Copy out all of the material exactly.

■ **Records to use**
----

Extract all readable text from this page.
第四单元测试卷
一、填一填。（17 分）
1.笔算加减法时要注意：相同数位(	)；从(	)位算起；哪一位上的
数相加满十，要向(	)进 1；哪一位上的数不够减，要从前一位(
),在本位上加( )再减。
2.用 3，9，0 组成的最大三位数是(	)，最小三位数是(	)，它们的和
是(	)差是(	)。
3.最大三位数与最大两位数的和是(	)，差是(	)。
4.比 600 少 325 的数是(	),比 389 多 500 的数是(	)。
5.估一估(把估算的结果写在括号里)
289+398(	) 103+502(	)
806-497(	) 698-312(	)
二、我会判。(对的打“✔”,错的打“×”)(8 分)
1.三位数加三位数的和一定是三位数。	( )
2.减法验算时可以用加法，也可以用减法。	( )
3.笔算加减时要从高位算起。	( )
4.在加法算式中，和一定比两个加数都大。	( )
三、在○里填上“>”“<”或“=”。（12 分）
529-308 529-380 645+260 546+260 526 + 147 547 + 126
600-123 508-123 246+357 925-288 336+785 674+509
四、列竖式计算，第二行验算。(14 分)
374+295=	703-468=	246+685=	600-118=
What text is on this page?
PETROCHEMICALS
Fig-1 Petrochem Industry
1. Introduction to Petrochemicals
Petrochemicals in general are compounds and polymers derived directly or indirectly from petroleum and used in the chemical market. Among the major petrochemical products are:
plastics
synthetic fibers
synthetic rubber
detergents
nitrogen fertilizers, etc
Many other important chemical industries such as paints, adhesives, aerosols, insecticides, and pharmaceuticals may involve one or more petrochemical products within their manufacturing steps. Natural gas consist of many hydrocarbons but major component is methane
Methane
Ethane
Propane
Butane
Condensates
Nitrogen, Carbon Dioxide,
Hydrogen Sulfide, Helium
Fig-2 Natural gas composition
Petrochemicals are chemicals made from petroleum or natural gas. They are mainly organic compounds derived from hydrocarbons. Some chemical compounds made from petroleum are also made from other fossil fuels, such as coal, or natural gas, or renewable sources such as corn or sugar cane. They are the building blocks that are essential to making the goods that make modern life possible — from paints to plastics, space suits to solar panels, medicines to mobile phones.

----

■ **Solution for this problem**
Extract all readable text from this page.
第四单元测试卷
一、填一填。（17 分）
1.笔算加减法时要注意：相同数位(	)；从(	)位算起；哪一位上的
数相加满十，要向(	)进 1；哪一位上的数不够减，要从前一位(
),在本位上加( )再减。
2.用 3，9，0 组成的最大三位数是(	)，最小三位数是(	)，它们的和
是(	)差是(	)。
3.最大三位数与最大两位数的和是(	)，差是(	)。
4.比 600 少 325 的数是(	),比 389 多 500 的数是(	)。
5.估一估(把估算的结果写在括号里)
289+398(	) 103+502(	)
806-497(	) 698-312(	)
二、我会判。(对的打“✔”,错的打“×”)(8 分)
1.三位数加三位数的和一定是三位数。	( )
2.减法验算时可以用加法，也可以用减法。	( )
3.笔算加减时要从高位算起。	( )
4.在加法算式中，和一定比两个加数都大。	( )
三、在○里填上“>”“<”或“=”。（12 分）
529-308 529-380 645+260 546+260 526 + 147 547 + 126
600-123 508-123 246+357 925-288 336+785 674+509
四、列竖式计算，第二行验算。(14 分)
374+295=	703-468=	246+685=	600-118=
What text is on this page?
PETROCHEMICALS
Fig-1 Petrochem Industry
1. Introduction to Petrochemicals
Petrochemicals in general are compounds and polymers derived directly or indirectly from petroleum and used in the chemical market. Among the major petrochemical products are:
plastics
synthetic fibers
synthetic rubber
detergents
nitrogen fertilizers, etc
Many other important chemical industries such as paints, adhesives, aerosols, insecticides, and pharmaceuticals may involve one or more petrochemical products within their manufacturing steps. Natural gas consist of many hydrocarbons but major component is methane
Methane
Ethane
Propane
Butane
Condensates
Nitrogen, Carbon Dioxide,
Hydrogen Sulfide, Helium
Fig-2 Natural gas composition
Petrochemicals are chemicals made from petroleum or natural gas. They are mainly organic compounds derived from hydrocarbons. Some chemical compounds made from petroleum are also made from other fossil fuels, such as coal, or natural gas, or renewable sources such as corn or sugar cane. They are the building blocks that are essential to making the goods that make modern life possible — from paints to plastics, space suits to solar panels, medicines to mobile phones.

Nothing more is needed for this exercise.